Copy the records below exactly, omitting any pictures they contain.

======== Stored rows ========

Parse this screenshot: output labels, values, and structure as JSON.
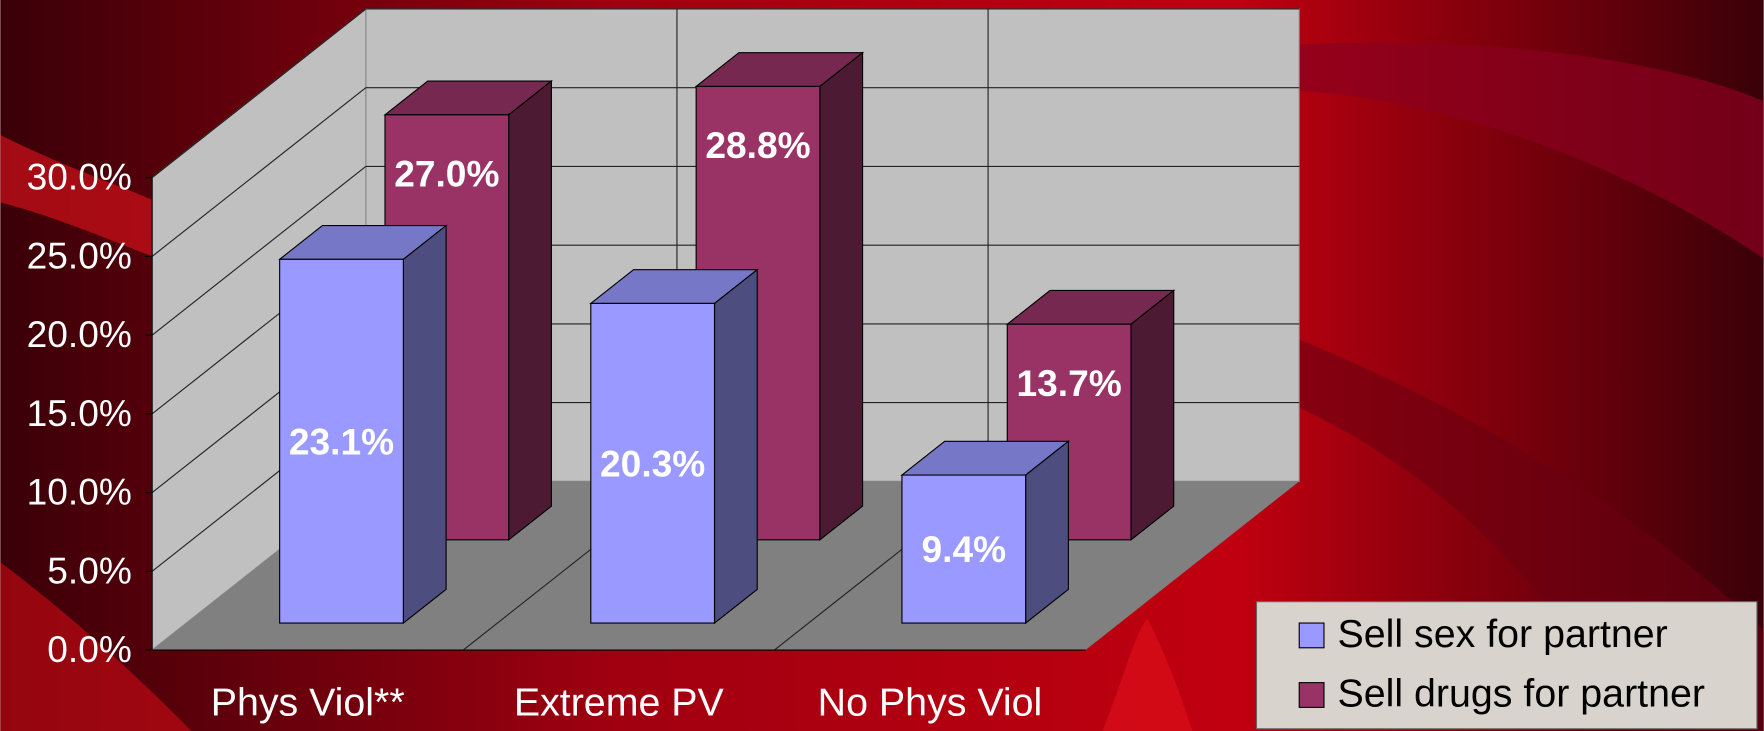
{
  "chart_data": {
    "type": "bar3d",
    "categories": [
      "Phys Viol**",
      "Extreme PV",
      "No Phys Viol"
    ],
    "series": [
      {
        "name": "Sell sex for partner",
        "color": "#9999ff",
        "values": [
          23.1,
          20.3,
          9.4
        ],
        "value_labels": [
          "23.1%",
          "20.3%",
          "9.4%"
        ]
      },
      {
        "name": "Sell drugs for partner",
        "color": "#993366",
        "values": [
          27.0,
          28.8,
          13.7
        ],
        "value_labels": [
          "27.0%",
          "28.8%",
          "13.7%"
        ]
      }
    ],
    "ylim": [
      0,
      30
    ],
    "yticks": [
      {
        "value": 0,
        "label": "0.0%"
      },
      {
        "value": 5,
        "label": "5.0%"
      },
      {
        "value": 10,
        "label": "10.0%"
      },
      {
        "value": 15,
        "label": "15.0%"
      },
      {
        "value": 20,
        "label": "20.0%"
      },
      {
        "value": 25,
        "label": "25.0%"
      },
      {
        "value": 30,
        "label": "30.0%"
      }
    ],
    "grid": true,
    "legend": "bottom-right"
  }
}
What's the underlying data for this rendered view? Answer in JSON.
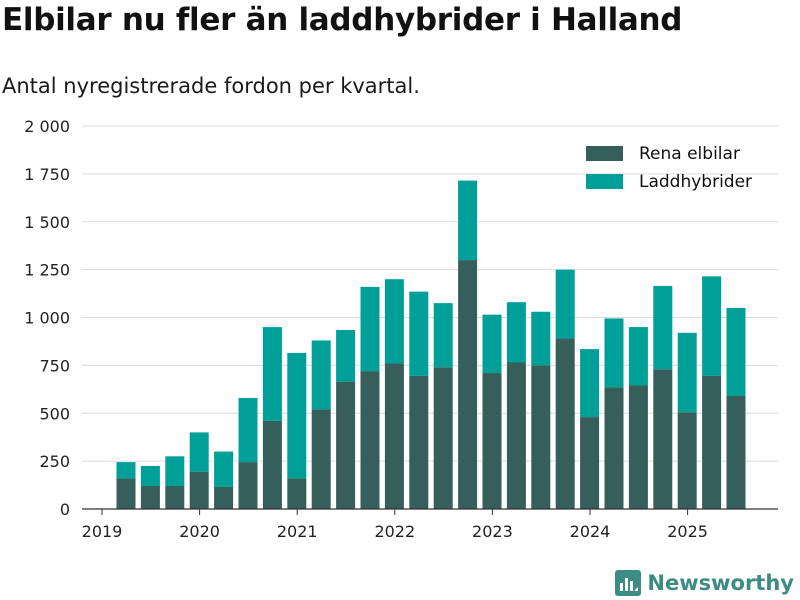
{
  "title": "Elbilar nu fler än laddhybrider i Halland",
  "subtitle": "Antal nyregistrerade fordon per kvartal.",
  "brand": "Newsworthy",
  "colors": {
    "rena_elbilar": "#365f5b",
    "laddhybrider": "#00a098",
    "grid": "#dcdcdc",
    "axis": "#333333",
    "brand": "#3d8c83"
  },
  "chart_data": {
    "type": "bar",
    "stacked": true,
    "categories": [
      "2019 Q2",
      "2019 Q3",
      "2019 Q4",
      "2020 Q1",
      "2020 Q2",
      "2020 Q3",
      "2020 Q4",
      "2021 Q1",
      "2021 Q2",
      "2021 Q3",
      "2021 Q4",
      "2022 Q1",
      "2022 Q2",
      "2022 Q3",
      "2022 Q4",
      "2023 Q1",
      "2023 Q2",
      "2023 Q3",
      "2023 Q4",
      "2024 Q1",
      "2024 Q2",
      "2024 Q3",
      "2024 Q4",
      "2025 Q1",
      "2025 Q2",
      "2025 Q3"
    ],
    "series": [
      {
        "name": "Rena elbilar",
        "values": [
          160,
          120,
          120,
          195,
          115,
          245,
          460,
          160,
          520,
          665,
          720,
          760,
          695,
          740,
          1300,
          710,
          765,
          750,
          890,
          480,
          635,
          645,
          730,
          505,
          695,
          590
        ]
      },
      {
        "name": "Laddhybrider",
        "values": [
          85,
          105,
          155,
          205,
          185,
          335,
          490,
          655,
          360,
          270,
          440,
          440,
          440,
          335,
          415,
          305,
          315,
          280,
          360,
          355,
          360,
          305,
          435,
          415,
          520,
          460
        ]
      }
    ],
    "ylim": [
      0,
      2000
    ],
    "yticks": [
      0,
      250,
      500,
      750,
      1000,
      1250,
      1500,
      1750,
      2000
    ],
    "ytick_labels": [
      "0",
      "250",
      "500",
      "750",
      "1 000",
      "1 250",
      "1 500",
      "1 750",
      "2 000"
    ],
    "xticks": [
      "2019",
      "2020",
      "2021",
      "2022",
      "2023",
      "2024",
      "2025"
    ],
    "xlabel": "",
    "ylabel": "",
    "legend_position": "top-right",
    "grid": true
  }
}
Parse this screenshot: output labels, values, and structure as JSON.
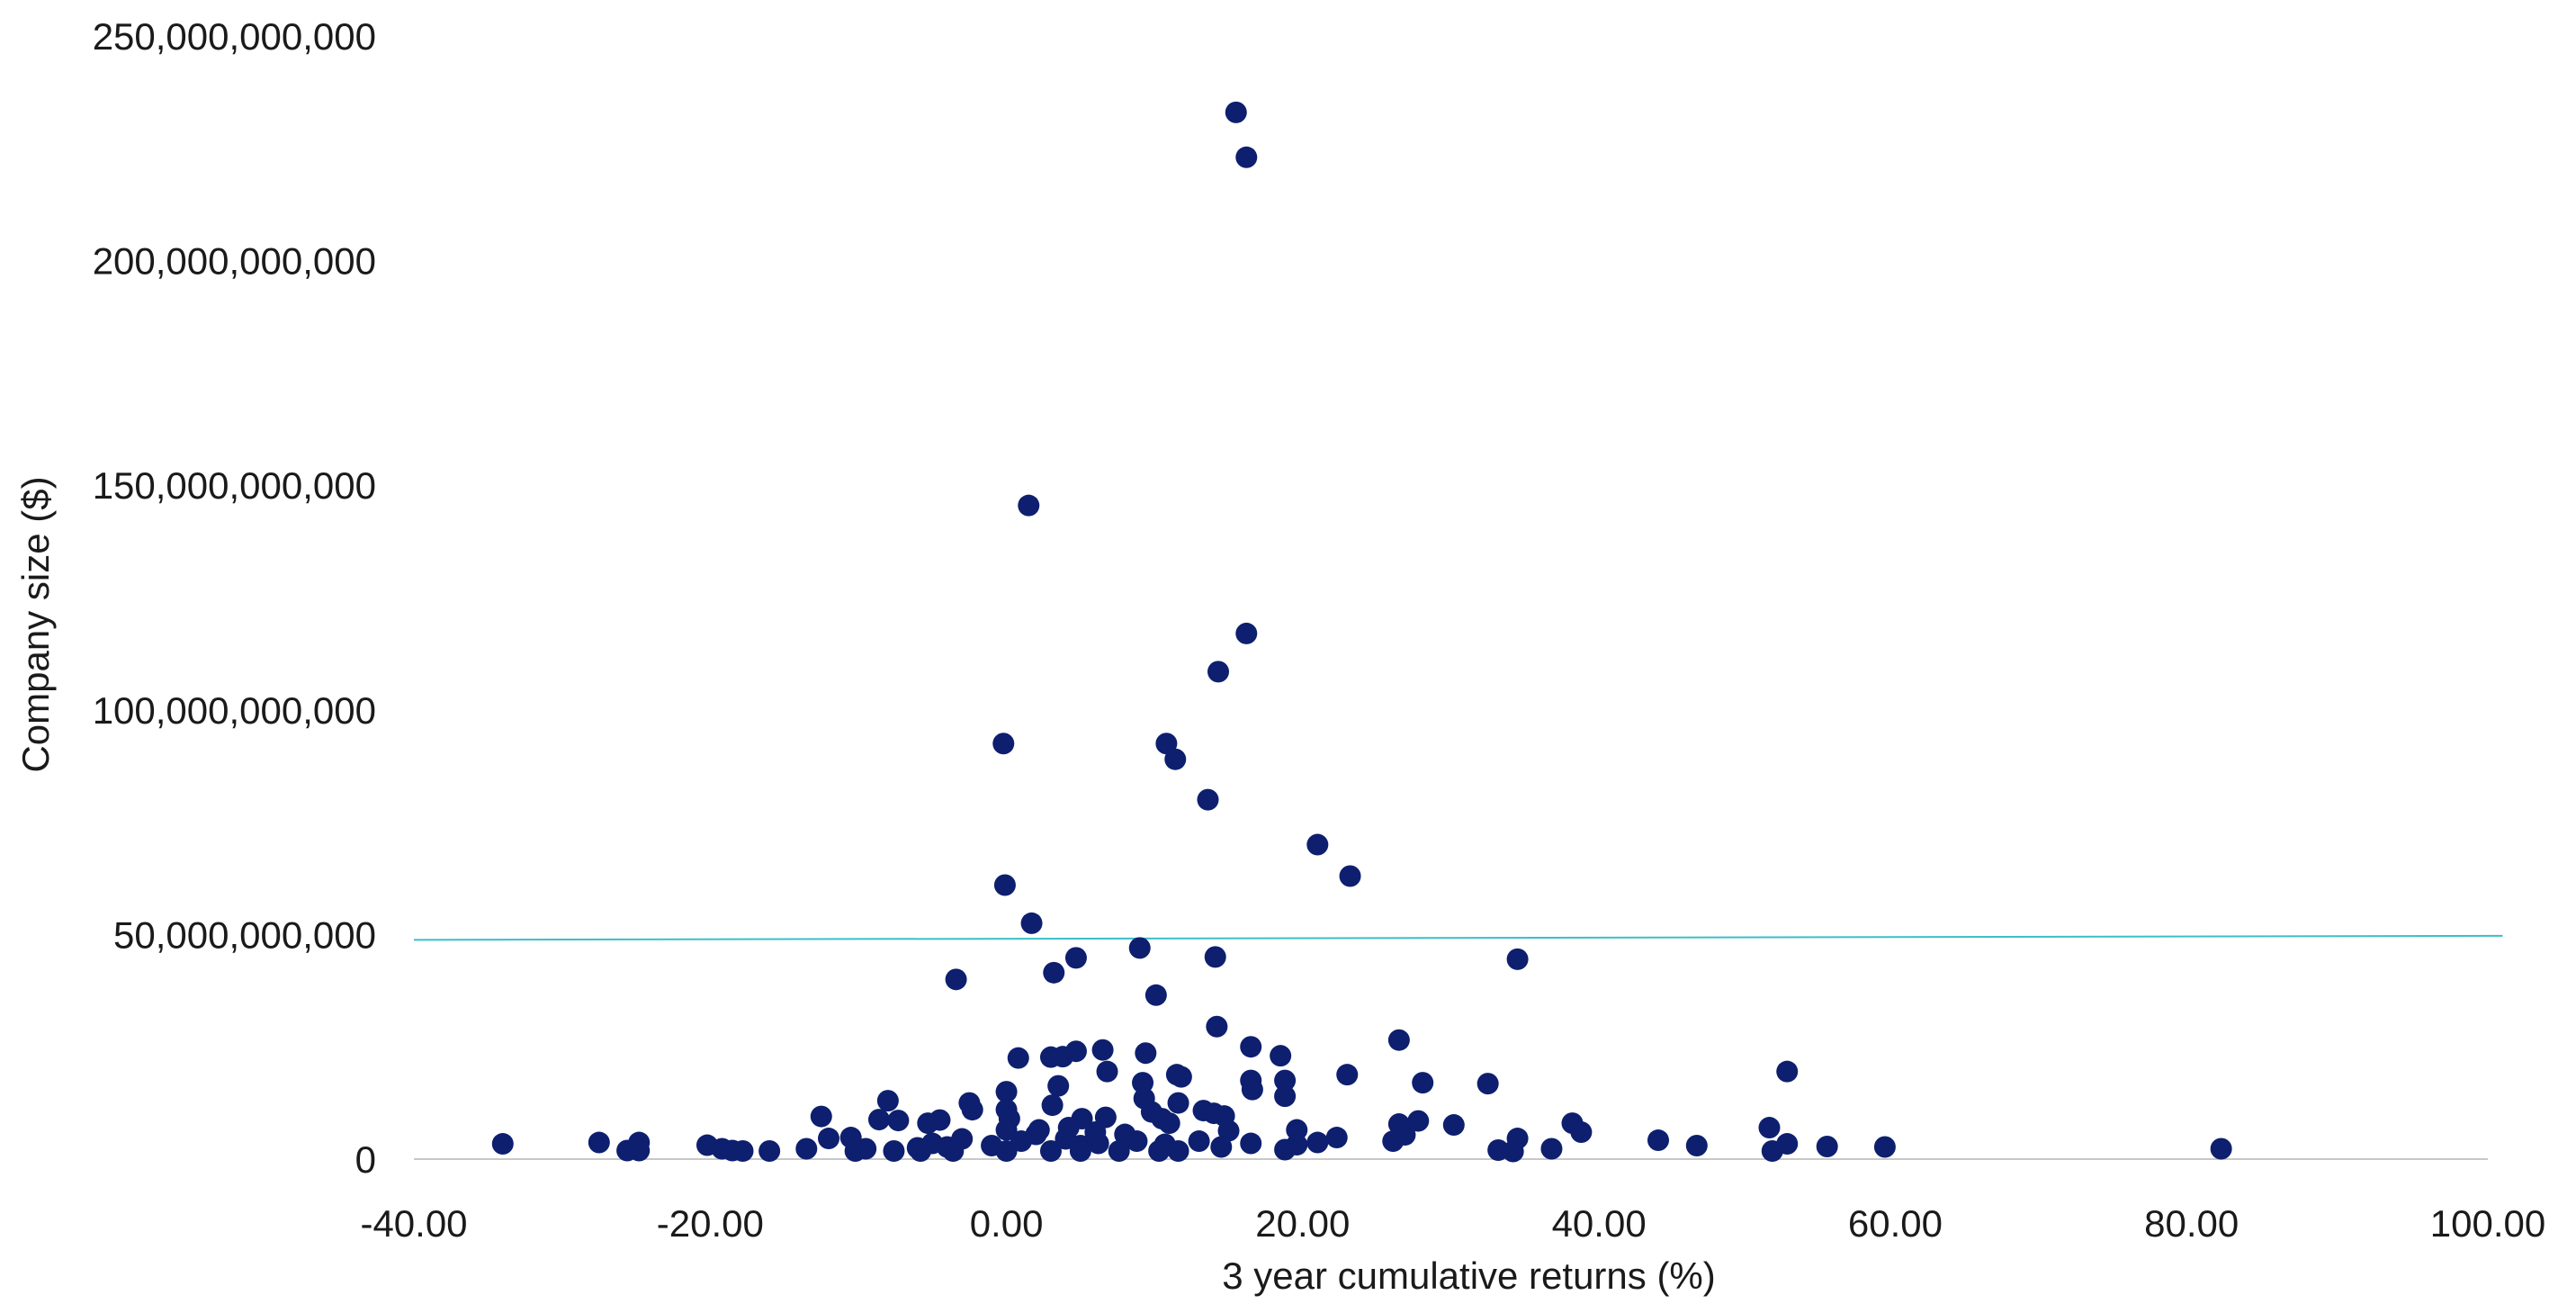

========

**Result:**
Parse this screenshot: output labels, values, and structure as JSON.
{
  "chart_data": {
    "type": "bar3d",
    "categories": [
      "Phys Viol**",
      "Extreme PV",
      "No Phys Viol"
    ],
    "series": [
      {
        "name": "Sell sex for partner",
        "color": "#9999ff",
        "values": [
          23.1,
          20.3,
          9.4
        ],
        "value_labels": [
          "23.1%",
          "20.3%",
          "9.4%"
        ]
      },
      {
        "name": "Sell drugs for partner",
        "color": "#993366",
        "values": [
          27.0,
          28.8,
          13.7
        ],
        "value_labels": [
          "27.0%",
          "28.8%",
          "13.7%"
        ]
      }
    ],
    "ylim": [
      0,
      30
    ],
    "yticks": [
      {
        "value": 0,
        "label": "0.0%"
      },
      {
        "value": 5,
        "label": "5.0%"
      },
      {
        "value": 10,
        "label": "10.0%"
      },
      {
        "value": 15,
        "label": "15.0%"
      },
      {
        "value": 20,
        "label": "20.0%"
      },
      {
        "value": 25,
        "label": "25.0%"
      },
      {
        "value": 30,
        "label": "30.0%"
      }
    ],
    "grid": true,
    "legend": "bottom-right"
  }
}
What's the underlying data for this rendered view? Answer in JSON.
{
  "title": "Elbilar nu fler än laddhybrider i Halland",
  "subtitle": "Antal nyregistrerade fordon per kvartal.",
  "brand": "Newsworthy",
  "colors": {
    "rena_elbilar": "#365f5b",
    "laddhybrider": "#00a098",
    "grid": "#dcdcdc",
    "axis": "#333333",
    "brand": "#3d8c83"
  },
  "chart_data": {
    "type": "bar",
    "stacked": true,
    "categories": [
      "2019 Q2",
      "2019 Q3",
      "2019 Q4",
      "2020 Q1",
      "2020 Q2",
      "2020 Q3",
      "2020 Q4",
      "2021 Q1",
      "2021 Q2",
      "2021 Q3",
      "2021 Q4",
      "2022 Q1",
      "2022 Q2",
      "2022 Q3",
      "2022 Q4",
      "2023 Q1",
      "2023 Q2",
      "2023 Q3",
      "2023 Q4",
      "2024 Q1",
      "2024 Q2",
      "2024 Q3",
      "2024 Q4",
      "2025 Q1",
      "2025 Q2",
      "2025 Q3"
    ],
    "series": [
      {
        "name": "Rena elbilar",
        "values": [
          160,
          120,
          120,
          195,
          115,
          245,
          460,
          160,
          520,
          665,
          720,
          760,
          695,
          740,
          1300,
          710,
          765,
          750,
          890,
          480,
          635,
          645,
          730,
          505,
          695,
          590
        ]
      },
      {
        "name": "Laddhybrider",
        "values": [
          85,
          105,
          155,
          205,
          185,
          335,
          490,
          655,
          360,
          270,
          440,
          440,
          440,
          335,
          415,
          305,
          315,
          280,
          360,
          355,
          360,
          305,
          435,
          415,
          520,
          460
        ]
      }
    ],
    "ylim": [
      0,
      2000
    ],
    "yticks": [
      0,
      250,
      500,
      750,
      1000,
      1250,
      1500,
      1750,
      2000
    ],
    "ytick_labels": [
      "0",
      "250",
      "500",
      "750",
      "1 000",
      "1 250",
      "1 500",
      "1 750",
      "2 000"
    ],
    "xticks": [
      "2019",
      "2020",
      "2021",
      "2022",
      "2023",
      "2024",
      "2025"
    ],
    "xlabel": "",
    "ylabel": "",
    "legend_position": "top-right",
    "grid": true
  }
}
Parse this screenshot: output labels, values, and structure as JSON.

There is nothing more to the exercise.